__Tarefas e exercícios__
(1) No texto sobre Bia Ferreira, quantas medalhas de cada tipo a equipe feminina do Brasil ganhou no boxe do Pan-Americano de 2023?
(2) Redigite o trecho do texto sobre Bia Ferreira desde "Quando Bia foi" até "sua própria estrutura.", inclusive.

__Trecho do texto__
====================

Com isso, a boxeadora chegou com tudo em Tóquio, ganhou todas as suas lutas por 5 a 0 até a semifinal e conquistou a prata em sua primeira participação nos Jogos Olímpicos. 

Sua trajetória foi linda em Tóquio, mas Bia queria mais. Teve mais um ano vitorioso em 2023, onde ganhou seu segundo Pan-Americano e o seu segundo campeonato mundial, se tornou a adversária mais temida em Paris 2024 e uma grande esperança de medalha para o Brasil. 

Além do boxe olímpico, Bia luta no boxe profissional. Ela vem conciliando ambos desde a permissão da AIBA em 2022 e colecionando vitórias nos dois. “É o mesmo esporte, mas é muito diferente. No Olímpico, a gente não fica parado, não tem isso de querer mandar com muita potência os golpes. É consequência, que a gente fala, quando acontece. No profissional, é diferente. A gente treina muito focado nessa potência. Não tão rápido, com tanta explosão, mas com muita força”, explicou Bia, ao canal do Time Brasil, em janeiro.

Nas Olimpíadas de Paris 2024, Bia Ferreira mostrou sua potência e como é uma das maiores pugilistas da sua categoria na atualidade. Infelizmente, o ouro tão almejado pela atleta, não veio. Bia se classificou para a semifinal e enfrentou a atual campeã olímpica, a irlandesa Kellie Harrington, para quem perdeu a final dos Jogos Olímpicos de Tóquio. Mesmo assim, Bia Ferreira fez história ao conquistar o Bronze em Paris, a sua segunda medalha olímpica.

Foto: Leandro Couri

A atleta já havia comentado sobre essa ser a sua despedida do boxe olímpico e, ao final da luta da semifinal, confirmou que o seu objetivo agora é focar e dar orgulho no boxe profissional. “Não era a despedida que eu queria. Perdi para a atual campeã olímpica, mas eu podia ter feito muito melhor, não foi o suficiente. Desculpa se decepcionei alguém, mas quem mais queria era eu. Agora focarei nos meus objetivos e dar orgulho ainda para o meu país”, afirmou Bia. E encerrou: “Minha missão é deixar eles com orgulho no boxe profissional.” 

A Braba na representatividade

Foto: Reprodução/instagram

Bia Ferreira fez história no boxe brasileiro, mas mais do que isso, Bia Ferreira fez história no boxe brasileiro feminino como uma mulher lésbica. 

Quando Bia foi convocada para a seleção brasileira de boxe, em 2017, existiam três categorias disponíveis no feminino e outras duas boxeadoras convocadas, além dela. Com os pedidos e o exemplo do sucesso de Bia Ferreira, a seleção brasileira feminina passou a ser uma equipe completa, representada nas principais competições, com sua própria estrutura. 

No Pan-Americano de 2023 o Brasil teve a consequência do investimento e conquistou o seu melhor resultado no pugilismo na história da competição. O time, agora composto por seis competidoras, conquistaram quatro ouros, uma prata e um bronze. Todas as seis representantes do Brasil levaram uma medalha na competição, entre elas Bia, que se consagrou bicampeã.

====================

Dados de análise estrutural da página

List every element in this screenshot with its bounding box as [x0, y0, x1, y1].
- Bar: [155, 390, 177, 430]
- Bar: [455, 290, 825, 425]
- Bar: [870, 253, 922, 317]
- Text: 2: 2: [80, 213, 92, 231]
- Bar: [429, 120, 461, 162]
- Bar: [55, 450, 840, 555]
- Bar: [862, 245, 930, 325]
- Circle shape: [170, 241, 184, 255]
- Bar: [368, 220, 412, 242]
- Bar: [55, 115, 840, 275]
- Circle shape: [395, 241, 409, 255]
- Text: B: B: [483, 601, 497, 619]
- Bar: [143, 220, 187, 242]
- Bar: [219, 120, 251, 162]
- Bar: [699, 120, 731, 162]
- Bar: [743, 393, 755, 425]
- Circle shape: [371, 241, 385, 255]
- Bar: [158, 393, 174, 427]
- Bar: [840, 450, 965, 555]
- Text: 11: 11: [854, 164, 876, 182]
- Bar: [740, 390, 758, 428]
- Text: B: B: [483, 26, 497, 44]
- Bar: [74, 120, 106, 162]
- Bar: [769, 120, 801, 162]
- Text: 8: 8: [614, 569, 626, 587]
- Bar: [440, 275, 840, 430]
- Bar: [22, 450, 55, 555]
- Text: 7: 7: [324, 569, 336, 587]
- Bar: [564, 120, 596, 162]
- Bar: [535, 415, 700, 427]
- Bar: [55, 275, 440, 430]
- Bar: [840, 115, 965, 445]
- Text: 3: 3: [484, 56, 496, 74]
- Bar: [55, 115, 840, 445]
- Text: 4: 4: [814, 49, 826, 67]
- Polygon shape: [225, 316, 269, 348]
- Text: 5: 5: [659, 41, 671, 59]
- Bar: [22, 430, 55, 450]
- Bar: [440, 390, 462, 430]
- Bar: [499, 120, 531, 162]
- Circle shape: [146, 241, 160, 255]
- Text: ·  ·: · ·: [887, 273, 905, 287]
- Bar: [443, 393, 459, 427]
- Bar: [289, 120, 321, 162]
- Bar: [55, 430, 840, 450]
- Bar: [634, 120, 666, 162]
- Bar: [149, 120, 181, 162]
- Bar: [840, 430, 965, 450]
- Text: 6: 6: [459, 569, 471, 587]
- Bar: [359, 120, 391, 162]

====================

__Soluções dos problemas__
(1) Quatro ouros, uma prata e um bronze.

(2)
Quando Bia foi convocada para a seleção brasileira de boxe, em 2017, existiam três categorias disponíveis no feminino e outras duas boxeadoras convocadas, além dela. Com os pedidos e o exemplo do sucesso de Bia Ferreira, a seleção brasileira feminina passou a ser uma equipe completa, representada nas principais competições, com sua própria estrutura.